• [TASK DESCRIPTION]:
Consider the data that follows and state how many lines contain the string "color", using the number alone.

• [TASK MATERIAL]:
++++++++++++++++++++

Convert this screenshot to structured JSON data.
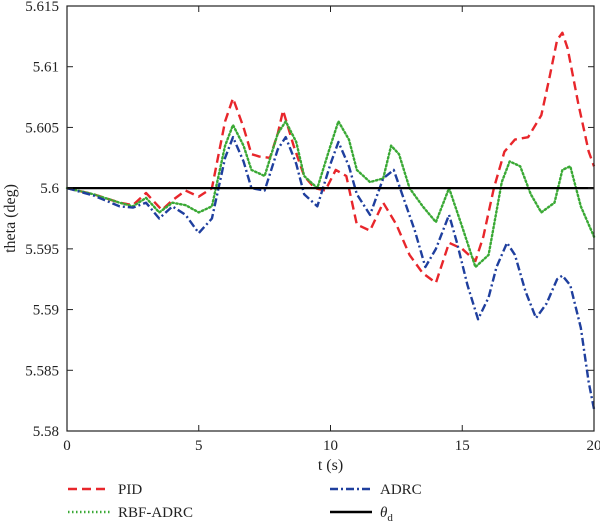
{
  "chart_data": {
    "type": "line",
    "xlabel": "t (s)",
    "ylabel": "theta (deg)",
    "xlim": [
      0,
      20
    ],
    "ylim": [
      5.58,
      5.615
    ],
    "x_ticks": [
      "0",
      "5",
      "10",
      "15",
      "20"
    ],
    "y_ticks": [
      "5.58",
      "5.585",
      "5.59",
      "5.595",
      "5.6",
      "5.605",
      "5.61",
      "5.615"
    ],
    "grid": false,
    "legend_position": "bottom",
    "series": [
      {
        "name": "PID",
        "color": "#e8262b",
        "dash": "dashed",
        "x": [
          0,
          1,
          2,
          2.5,
          3,
          3.6,
          4,
          4.5,
          5,
          5.5,
          6,
          6.3,
          6.7,
          7,
          7.3,
          7.7,
          8,
          8.2,
          8.6,
          9,
          9.4,
          9.8,
          10.2,
          10.6,
          11,
          11.5,
          12,
          12.5,
          13,
          13.5,
          14,
          14.5,
          15,
          15.5,
          15.8,
          16.2,
          16.6,
          17,
          17.5,
          18,
          18.3,
          18.6,
          18.8,
          19,
          19.4,
          19.8,
          20
        ],
        "y": [
          5.6,
          5.5995,
          5.5988,
          5.5986,
          5.5996,
          5.5982,
          5.599,
          5.5998,
          5.5993,
          5.6,
          5.6055,
          5.6074,
          5.605,
          5.6028,
          5.6026,
          5.6025,
          5.6045,
          5.6064,
          5.6035,
          5.601,
          5.6,
          5.5998,
          5.6015,
          5.601,
          5.597,
          5.5965,
          5.5988,
          5.597,
          5.5945,
          5.593,
          5.5922,
          5.5955,
          5.595,
          5.594,
          5.596,
          5.6,
          5.603,
          5.604,
          5.6042,
          5.606,
          5.609,
          5.6122,
          5.6128,
          5.6115,
          5.607,
          5.603,
          5.6018
        ]
      },
      {
        "name": "RBF-ADRC",
        "color": "#3aa935",
        "dash": "dotted",
        "x": [
          0,
          1,
          2,
          2.5,
          3,
          3.5,
          4,
          4.5,
          5,
          5.5,
          6,
          6.3,
          6.7,
          7,
          7.5,
          8,
          8.3,
          8.7,
          9,
          9.5,
          10,
          10.3,
          10.7,
          11,
          11.5,
          12,
          12.3,
          12.6,
          13,
          13.5,
          14,
          14.5,
          15,
          15.5,
          16,
          16.5,
          16.8,
          17.2,
          17.6,
          18,
          18.5,
          18.8,
          19.1,
          19.5,
          20
        ],
        "y": [
          5.6,
          5.5995,
          5.5988,
          5.5985,
          5.5992,
          5.598,
          5.5988,
          5.5986,
          5.598,
          5.5985,
          5.6035,
          5.6052,
          5.6035,
          5.6015,
          5.601,
          5.6045,
          5.6055,
          5.6038,
          5.601,
          5.6,
          5.6035,
          5.6055,
          5.604,
          5.6015,
          5.6005,
          5.6008,
          5.6035,
          5.6028,
          5.6,
          5.5985,
          5.5972,
          5.6,
          5.5968,
          5.5935,
          5.5945,
          5.6005,
          5.6022,
          5.6018,
          5.5995,
          5.598,
          5.5988,
          5.6015,
          5.6018,
          5.5985,
          5.596
        ]
      },
      {
        "name": "ADRC",
        "color": "#1f3f9e",
        "dash": "dashdot",
        "x": [
          0,
          1,
          2,
          2.5,
          3,
          3.5,
          4,
          4.5,
          5,
          5.5,
          6,
          6.3,
          6.7,
          7,
          7.5,
          8,
          8.3,
          8.7,
          9,
          9.5,
          10,
          10.3,
          10.7,
          11,
          11.5,
          12,
          12.4,
          12.8,
          13.2,
          13.6,
          14,
          14.5,
          14.8,
          15.2,
          15.6,
          16,
          16.3,
          16.7,
          17,
          17.4,
          17.8,
          18.2,
          18.6,
          18.8,
          19.1,
          19.5,
          19.8,
          20
        ],
        "y": [
          5.6,
          5.5994,
          5.5985,
          5.5984,
          5.5988,
          5.5975,
          5.5985,
          5.5978,
          5.5963,
          5.5975,
          5.6025,
          5.6042,
          5.6022,
          5.6,
          5.5998,
          5.6032,
          5.6042,
          5.602,
          5.5995,
          5.5985,
          5.602,
          5.6038,
          5.6018,
          5.5995,
          5.5978,
          5.6008,
          5.6015,
          5.599,
          5.5965,
          5.5935,
          5.595,
          5.5978,
          5.5955,
          5.592,
          5.5892,
          5.591,
          5.5935,
          5.5955,
          5.5945,
          5.5915,
          5.5893,
          5.5905,
          5.5925,
          5.5928,
          5.592,
          5.5885,
          5.584,
          5.5818
        ]
      },
      {
        "name": "θd",
        "color": "#000000",
        "dash": "solid",
        "x": [
          0,
          20
        ],
        "y": [
          5.6,
          5.6
        ]
      }
    ]
  },
  "legend": [
    {
      "label": "PID",
      "color": "#e8262b",
      "dash": "dashed"
    },
    {
      "label": "RBF-ADRC",
      "color": "#3aa935",
      "dash": "dotted"
    },
    {
      "label": "ADRC",
      "color": "#1f3f9e",
      "dash": "dashdot"
    },
    {
      "label": "θd",
      "color": "#000000",
      "dash": "solid"
    }
  ]
}
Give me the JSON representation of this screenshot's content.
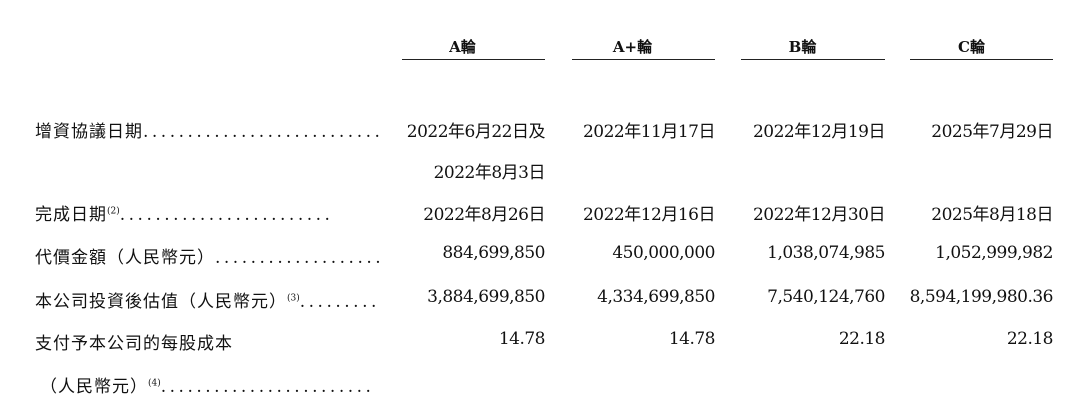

++++++++++++++++++++

• [RESPONSE TO THE TASK]:
8